● Work required
Using the listing below, extract each line that has the word "Intrusion" in it.

Saved entries:
————————

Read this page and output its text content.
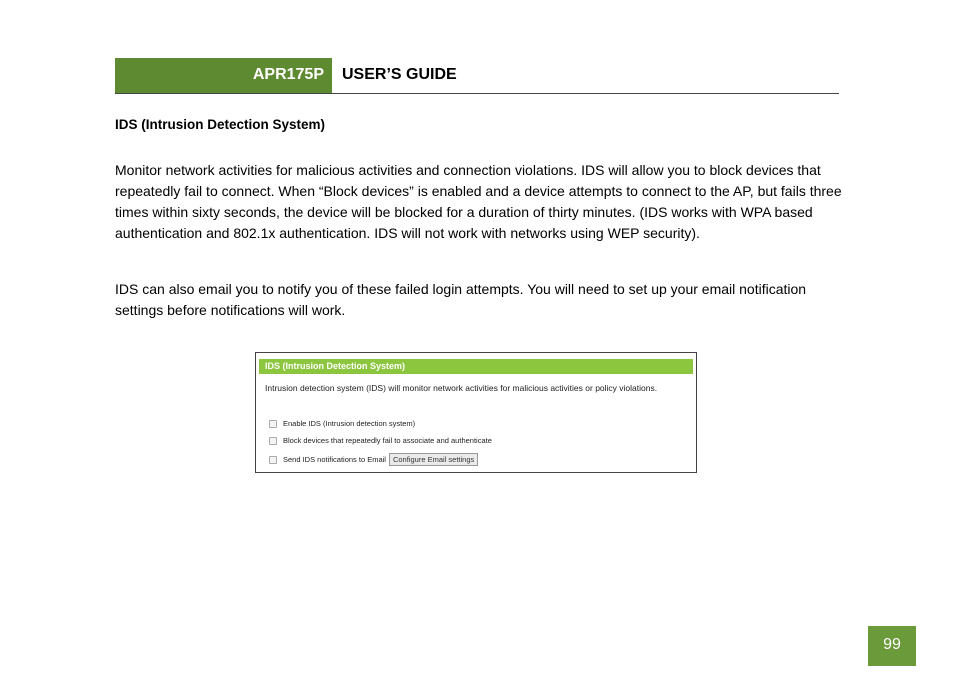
APR175P USER’S GUIDE
IDS (Intrusion Detection System)

Monitor network activities for malicious activities and connection violations. IDS will allow you to block devices that repeatedly fail to connect. When “Block devices” is enabled and a device attempts to connect to the AP, but fails three times within sixty seconds, the device will be blocked for a duration of thirty minutes. (IDS works with WPA based authentication and 802.1x authentication. IDS will not work with networks using WEP security).

IDS can also email you to notify you of these failed login attempts. You will need to set up your email notification settings before notifications will work.

IDS (Intrusion Detection System)
Intrusion detection system (IDS) will monitor network activities for malicious activities or policy violations.
Enable IDS (Intrusion detection system)
Block devices that repeatedly fail to associate and authenticate
Send IDS notifications to Email Configure Email settings
99
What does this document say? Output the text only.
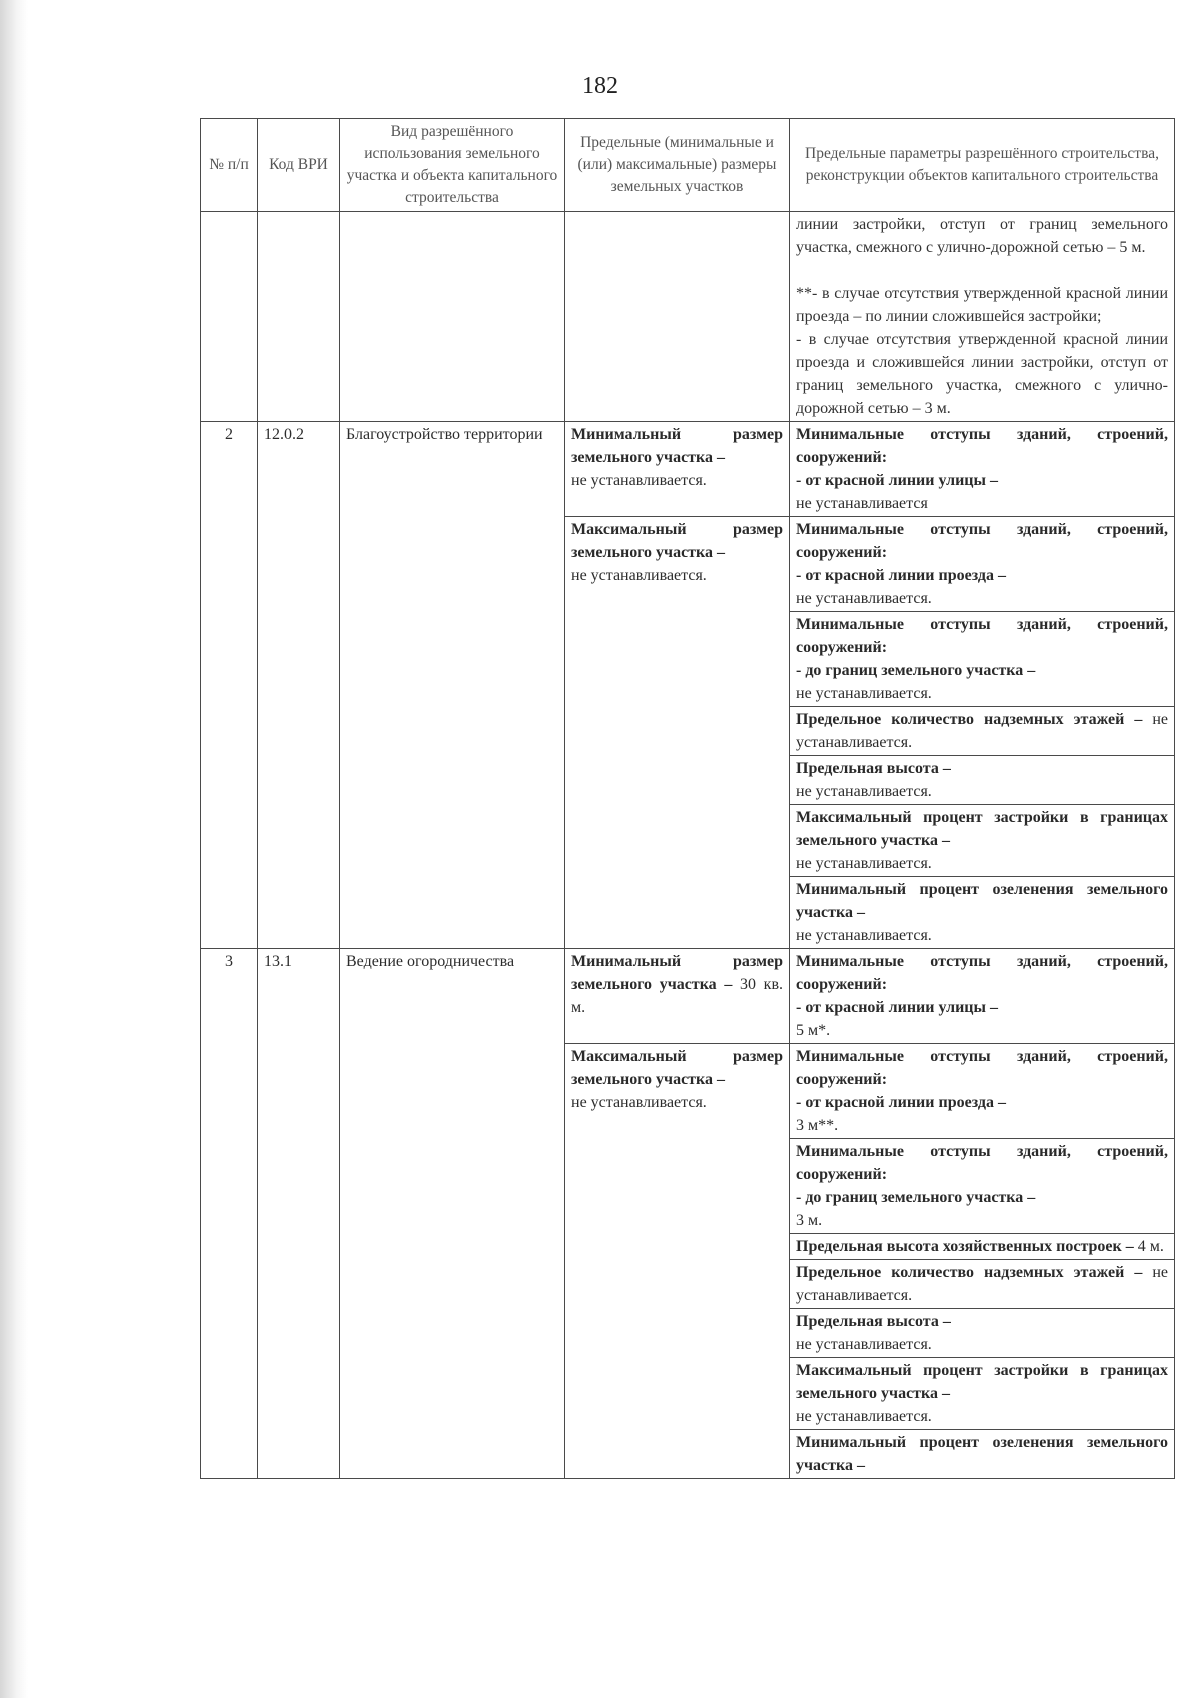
182
№ п/п	Код ВРИ	Вид разрешённого использования земельного участка и объекта капитального строительства	Предельные (минимальные и (или) максимальные) размеры земельных участков	Предельные параметры разрешённого строительства, реконструкции объектов капитального строительства

				линии застройки, отступ от границ земельного участка, смежного с улично-дорожной сетью – 5 м.
**- в случае отсутствия утвержденной красной линии проезда – по линии сложившейся застройки;
- в случае отсутствия утвержденной красной линии проезда и сложившейся линии застройки, отступ от границ земельного участка, смежного с улично-дорожной сетью – 3 м.

2	12.0.2	Благоустройство территории	Минимальный размер земельного участка –
не устанавливается.	Минимальные отступы зданий, строений, сооружений:
- от красной линии улицы –
не устанавливается
			Максимальный размер земельного участка –
не устанавливается.	Минимальные отступы зданий, строений, сооружений:
- от красной линии проезда –
не устанавливается.
				Минимальные отступы зданий, строений, сооружений:
- до границ земельного участка –
не устанавливается.
				Предельное количество надземных этажей – не устанавливается.
				Предельная высота –
не устанавливается.
				Максимальный процент застройки в границах земельного участка –
не устанавливается.
				Минимальный процент озеленения земельного участка –
не устанавливается.
3	13.1	Ведение огородничества	Минимальный размер земельного участка – 30 кв. м.	Минимальные отступы зданий, строений, сооружений:
- от красной линии улицы –
5 м*.
			Максимальный размер земельного участка –
не устанавливается.	Минимальные отступы зданий, строений, сооружений:
- от красной линии проезда –
3 м**.
				Минимальные отступы зданий, строений, сооружений:
- до границ земельного участка –
3 м.
				Предельная высота хозяйственных построек – 4 м.
				Предельное количество надземных этажей – не устанавливается.
				Предельная высота –
не устанавливается.
				Максимальный процент застройки в границах земельного участка –
не устанавливается.
				Минимальный процент озеленения земельного участка –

————————

● The solution
IDS (Intrusion Detection System)
IDS (Intrusion Detection System)
Intrusion detection system (IDS) will monitor network activities for malicious activities or policy violations.
Enable IDS (Intrusion detection system)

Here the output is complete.